* Problem statement *
Below are the records; collect from them each line containing the string "this".

* Exercise input *
● ● ● ● ● ● ●

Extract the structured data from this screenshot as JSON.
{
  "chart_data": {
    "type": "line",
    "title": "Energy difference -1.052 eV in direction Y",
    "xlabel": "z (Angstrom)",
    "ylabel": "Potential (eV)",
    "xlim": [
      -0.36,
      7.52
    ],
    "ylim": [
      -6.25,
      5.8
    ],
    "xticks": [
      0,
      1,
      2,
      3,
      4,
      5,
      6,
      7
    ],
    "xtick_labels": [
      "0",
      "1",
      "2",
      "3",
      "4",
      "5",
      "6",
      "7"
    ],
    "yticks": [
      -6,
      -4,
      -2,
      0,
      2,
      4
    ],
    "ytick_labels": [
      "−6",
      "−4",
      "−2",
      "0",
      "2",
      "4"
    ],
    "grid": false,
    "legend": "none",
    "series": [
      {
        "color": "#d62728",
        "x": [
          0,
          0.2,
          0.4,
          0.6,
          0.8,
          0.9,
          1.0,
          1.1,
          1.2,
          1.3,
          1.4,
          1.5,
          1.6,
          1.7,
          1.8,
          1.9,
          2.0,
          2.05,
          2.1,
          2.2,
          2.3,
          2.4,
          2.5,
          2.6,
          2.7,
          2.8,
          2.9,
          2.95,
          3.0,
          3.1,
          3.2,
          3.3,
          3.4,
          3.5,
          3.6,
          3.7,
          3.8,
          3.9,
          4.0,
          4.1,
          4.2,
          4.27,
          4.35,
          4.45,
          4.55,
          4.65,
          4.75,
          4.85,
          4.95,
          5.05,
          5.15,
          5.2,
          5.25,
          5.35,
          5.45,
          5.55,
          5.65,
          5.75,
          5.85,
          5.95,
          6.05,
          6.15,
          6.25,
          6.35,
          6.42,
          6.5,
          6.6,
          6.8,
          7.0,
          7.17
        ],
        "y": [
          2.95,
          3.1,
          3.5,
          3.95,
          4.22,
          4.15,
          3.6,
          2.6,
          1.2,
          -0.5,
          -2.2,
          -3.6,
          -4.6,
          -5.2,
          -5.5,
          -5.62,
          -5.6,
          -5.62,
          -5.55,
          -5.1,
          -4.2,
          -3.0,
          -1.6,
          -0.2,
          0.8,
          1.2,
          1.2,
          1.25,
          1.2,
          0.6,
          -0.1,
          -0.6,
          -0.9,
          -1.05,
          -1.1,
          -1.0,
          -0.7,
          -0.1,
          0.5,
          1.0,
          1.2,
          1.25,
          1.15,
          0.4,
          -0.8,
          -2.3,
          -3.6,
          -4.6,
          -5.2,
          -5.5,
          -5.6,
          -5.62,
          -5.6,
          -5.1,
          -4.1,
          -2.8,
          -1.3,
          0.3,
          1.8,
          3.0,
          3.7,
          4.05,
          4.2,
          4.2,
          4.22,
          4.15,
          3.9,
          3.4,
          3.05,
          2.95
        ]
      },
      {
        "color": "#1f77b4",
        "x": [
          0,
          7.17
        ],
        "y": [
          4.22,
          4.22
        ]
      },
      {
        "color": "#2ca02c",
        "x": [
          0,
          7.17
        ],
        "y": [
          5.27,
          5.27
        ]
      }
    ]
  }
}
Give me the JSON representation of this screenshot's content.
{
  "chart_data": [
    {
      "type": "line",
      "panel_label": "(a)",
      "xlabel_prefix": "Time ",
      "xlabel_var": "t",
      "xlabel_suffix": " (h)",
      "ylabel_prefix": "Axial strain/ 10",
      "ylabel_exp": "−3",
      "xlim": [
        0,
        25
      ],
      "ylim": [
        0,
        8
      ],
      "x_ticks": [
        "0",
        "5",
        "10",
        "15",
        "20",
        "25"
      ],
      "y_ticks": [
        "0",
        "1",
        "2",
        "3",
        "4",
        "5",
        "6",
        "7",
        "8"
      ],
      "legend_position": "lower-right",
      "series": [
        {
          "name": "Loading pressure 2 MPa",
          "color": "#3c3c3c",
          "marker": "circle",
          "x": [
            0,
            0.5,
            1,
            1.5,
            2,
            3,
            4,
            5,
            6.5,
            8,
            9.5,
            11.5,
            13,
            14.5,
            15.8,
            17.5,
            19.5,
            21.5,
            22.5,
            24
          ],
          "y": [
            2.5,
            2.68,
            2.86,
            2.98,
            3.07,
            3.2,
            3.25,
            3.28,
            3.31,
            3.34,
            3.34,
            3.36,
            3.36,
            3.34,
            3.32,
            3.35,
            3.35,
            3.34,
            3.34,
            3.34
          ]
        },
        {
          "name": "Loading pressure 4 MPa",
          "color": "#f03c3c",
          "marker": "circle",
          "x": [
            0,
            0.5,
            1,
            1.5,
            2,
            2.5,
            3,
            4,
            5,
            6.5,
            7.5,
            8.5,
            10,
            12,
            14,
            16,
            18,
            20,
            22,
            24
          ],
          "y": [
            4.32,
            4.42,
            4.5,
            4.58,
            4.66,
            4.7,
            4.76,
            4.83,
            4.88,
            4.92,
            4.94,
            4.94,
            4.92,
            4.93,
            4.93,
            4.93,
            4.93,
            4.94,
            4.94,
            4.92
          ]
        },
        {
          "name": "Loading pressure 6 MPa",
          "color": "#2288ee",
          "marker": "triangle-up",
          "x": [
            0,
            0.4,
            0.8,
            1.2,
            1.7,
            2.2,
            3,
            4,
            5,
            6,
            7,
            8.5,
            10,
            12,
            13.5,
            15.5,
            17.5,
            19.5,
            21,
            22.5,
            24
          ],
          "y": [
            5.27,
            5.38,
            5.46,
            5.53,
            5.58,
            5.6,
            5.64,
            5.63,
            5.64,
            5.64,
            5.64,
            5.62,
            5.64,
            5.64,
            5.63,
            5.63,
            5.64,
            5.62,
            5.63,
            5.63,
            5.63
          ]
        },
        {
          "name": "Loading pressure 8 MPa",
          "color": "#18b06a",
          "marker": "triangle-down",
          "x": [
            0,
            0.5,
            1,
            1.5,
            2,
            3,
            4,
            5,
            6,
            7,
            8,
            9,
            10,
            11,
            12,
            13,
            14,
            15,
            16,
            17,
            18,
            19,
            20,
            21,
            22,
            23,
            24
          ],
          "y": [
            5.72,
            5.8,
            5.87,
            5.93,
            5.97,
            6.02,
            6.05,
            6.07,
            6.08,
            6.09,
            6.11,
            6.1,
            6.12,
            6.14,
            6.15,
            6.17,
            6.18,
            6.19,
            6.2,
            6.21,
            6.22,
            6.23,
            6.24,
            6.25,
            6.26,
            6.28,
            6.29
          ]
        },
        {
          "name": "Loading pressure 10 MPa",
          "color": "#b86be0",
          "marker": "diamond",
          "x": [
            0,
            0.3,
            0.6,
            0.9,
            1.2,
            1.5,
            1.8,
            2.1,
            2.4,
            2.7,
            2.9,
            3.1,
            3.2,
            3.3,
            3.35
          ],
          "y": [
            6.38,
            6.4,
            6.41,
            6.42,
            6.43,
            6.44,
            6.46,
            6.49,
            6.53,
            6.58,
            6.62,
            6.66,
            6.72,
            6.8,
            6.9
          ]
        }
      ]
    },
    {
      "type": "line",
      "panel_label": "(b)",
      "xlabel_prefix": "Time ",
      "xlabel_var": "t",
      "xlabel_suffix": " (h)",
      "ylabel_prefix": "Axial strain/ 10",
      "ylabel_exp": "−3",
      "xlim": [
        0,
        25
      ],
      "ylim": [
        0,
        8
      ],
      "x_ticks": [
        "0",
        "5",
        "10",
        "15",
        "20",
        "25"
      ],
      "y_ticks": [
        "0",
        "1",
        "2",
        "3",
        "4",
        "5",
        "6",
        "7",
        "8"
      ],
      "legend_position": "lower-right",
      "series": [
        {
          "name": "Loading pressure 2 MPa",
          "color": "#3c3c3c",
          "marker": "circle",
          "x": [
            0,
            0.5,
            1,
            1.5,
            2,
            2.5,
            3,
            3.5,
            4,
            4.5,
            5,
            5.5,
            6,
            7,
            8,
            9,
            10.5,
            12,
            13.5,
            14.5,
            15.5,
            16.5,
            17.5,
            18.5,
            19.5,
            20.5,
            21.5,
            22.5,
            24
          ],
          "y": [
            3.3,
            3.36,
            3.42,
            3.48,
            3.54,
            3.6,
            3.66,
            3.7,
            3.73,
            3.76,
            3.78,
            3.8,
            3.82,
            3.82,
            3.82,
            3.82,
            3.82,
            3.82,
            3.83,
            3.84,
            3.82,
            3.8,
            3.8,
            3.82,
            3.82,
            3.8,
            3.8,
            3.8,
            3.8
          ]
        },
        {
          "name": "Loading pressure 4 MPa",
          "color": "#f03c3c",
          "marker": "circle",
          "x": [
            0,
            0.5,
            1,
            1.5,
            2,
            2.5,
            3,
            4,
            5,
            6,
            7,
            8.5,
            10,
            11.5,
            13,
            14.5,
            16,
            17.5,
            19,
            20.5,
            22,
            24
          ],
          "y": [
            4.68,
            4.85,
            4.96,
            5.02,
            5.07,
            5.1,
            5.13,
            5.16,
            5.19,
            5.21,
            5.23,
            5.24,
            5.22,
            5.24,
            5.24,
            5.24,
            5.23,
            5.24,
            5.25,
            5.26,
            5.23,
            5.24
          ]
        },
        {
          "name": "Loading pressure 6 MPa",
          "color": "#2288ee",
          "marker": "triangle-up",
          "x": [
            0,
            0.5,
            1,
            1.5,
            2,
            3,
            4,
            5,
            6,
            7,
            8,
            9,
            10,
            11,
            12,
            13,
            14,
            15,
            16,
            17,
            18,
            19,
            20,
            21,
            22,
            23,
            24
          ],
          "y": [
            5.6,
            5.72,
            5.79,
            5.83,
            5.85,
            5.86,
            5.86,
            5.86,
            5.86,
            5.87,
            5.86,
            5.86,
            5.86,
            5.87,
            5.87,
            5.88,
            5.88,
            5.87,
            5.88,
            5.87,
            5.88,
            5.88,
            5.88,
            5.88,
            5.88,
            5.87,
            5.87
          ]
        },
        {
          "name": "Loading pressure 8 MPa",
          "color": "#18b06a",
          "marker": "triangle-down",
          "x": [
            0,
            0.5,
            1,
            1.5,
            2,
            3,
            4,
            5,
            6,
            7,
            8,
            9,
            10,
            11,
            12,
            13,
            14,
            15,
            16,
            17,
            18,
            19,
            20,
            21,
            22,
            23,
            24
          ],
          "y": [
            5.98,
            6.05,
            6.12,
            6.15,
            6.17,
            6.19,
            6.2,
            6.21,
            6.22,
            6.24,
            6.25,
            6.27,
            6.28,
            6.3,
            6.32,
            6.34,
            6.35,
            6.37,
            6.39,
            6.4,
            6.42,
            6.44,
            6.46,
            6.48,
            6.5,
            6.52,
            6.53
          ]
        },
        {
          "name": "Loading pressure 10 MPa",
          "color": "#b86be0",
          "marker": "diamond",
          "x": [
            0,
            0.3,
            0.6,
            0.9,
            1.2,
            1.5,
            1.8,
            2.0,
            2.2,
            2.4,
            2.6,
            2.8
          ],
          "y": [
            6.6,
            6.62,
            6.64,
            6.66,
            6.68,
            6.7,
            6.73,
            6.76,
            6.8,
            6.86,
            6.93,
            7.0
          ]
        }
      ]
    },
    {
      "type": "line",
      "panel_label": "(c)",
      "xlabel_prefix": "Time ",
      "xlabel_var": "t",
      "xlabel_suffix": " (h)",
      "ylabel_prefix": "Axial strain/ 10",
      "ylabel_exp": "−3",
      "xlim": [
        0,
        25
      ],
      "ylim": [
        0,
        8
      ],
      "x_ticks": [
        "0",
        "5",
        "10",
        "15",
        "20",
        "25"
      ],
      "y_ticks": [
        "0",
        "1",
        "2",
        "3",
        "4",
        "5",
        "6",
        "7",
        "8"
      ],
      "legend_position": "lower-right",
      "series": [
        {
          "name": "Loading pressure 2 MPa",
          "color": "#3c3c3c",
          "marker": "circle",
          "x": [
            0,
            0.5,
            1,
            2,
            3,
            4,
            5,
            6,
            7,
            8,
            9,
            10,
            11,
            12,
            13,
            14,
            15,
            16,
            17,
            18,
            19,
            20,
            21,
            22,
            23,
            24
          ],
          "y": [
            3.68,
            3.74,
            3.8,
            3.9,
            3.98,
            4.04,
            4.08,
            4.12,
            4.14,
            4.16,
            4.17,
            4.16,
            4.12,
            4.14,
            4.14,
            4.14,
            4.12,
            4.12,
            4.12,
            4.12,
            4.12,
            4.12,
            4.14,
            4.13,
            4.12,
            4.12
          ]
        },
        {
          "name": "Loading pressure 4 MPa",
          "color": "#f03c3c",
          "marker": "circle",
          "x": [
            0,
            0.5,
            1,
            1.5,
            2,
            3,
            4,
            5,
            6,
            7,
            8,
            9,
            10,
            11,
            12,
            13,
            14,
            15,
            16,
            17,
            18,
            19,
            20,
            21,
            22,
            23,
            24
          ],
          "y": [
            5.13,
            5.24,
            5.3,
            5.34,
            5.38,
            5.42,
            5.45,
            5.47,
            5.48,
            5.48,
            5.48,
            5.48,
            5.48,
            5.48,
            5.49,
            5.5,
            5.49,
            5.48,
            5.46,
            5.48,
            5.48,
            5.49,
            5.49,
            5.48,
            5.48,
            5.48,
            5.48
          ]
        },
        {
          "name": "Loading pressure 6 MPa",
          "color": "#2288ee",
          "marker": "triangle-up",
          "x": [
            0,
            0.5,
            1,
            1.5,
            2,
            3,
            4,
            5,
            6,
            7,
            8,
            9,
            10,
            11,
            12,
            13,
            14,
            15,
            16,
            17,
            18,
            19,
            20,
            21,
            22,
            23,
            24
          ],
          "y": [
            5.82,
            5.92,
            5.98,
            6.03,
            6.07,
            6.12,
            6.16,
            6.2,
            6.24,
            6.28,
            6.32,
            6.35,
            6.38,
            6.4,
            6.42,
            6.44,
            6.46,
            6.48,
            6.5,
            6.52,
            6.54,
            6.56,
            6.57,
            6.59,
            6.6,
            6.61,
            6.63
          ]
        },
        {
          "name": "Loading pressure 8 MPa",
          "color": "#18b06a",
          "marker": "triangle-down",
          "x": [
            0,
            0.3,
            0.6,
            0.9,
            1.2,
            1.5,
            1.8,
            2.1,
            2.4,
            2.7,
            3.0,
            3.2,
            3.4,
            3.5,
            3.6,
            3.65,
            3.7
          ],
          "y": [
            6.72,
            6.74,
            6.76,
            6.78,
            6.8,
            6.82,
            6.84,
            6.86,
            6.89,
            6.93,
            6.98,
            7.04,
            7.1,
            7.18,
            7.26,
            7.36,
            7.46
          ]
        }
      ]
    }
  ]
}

● ● ● ● ● ● ●

* Exercise result *
Extract the structured data from this screenshot as JSON.
Give me the JSON representation of this screenshot's content.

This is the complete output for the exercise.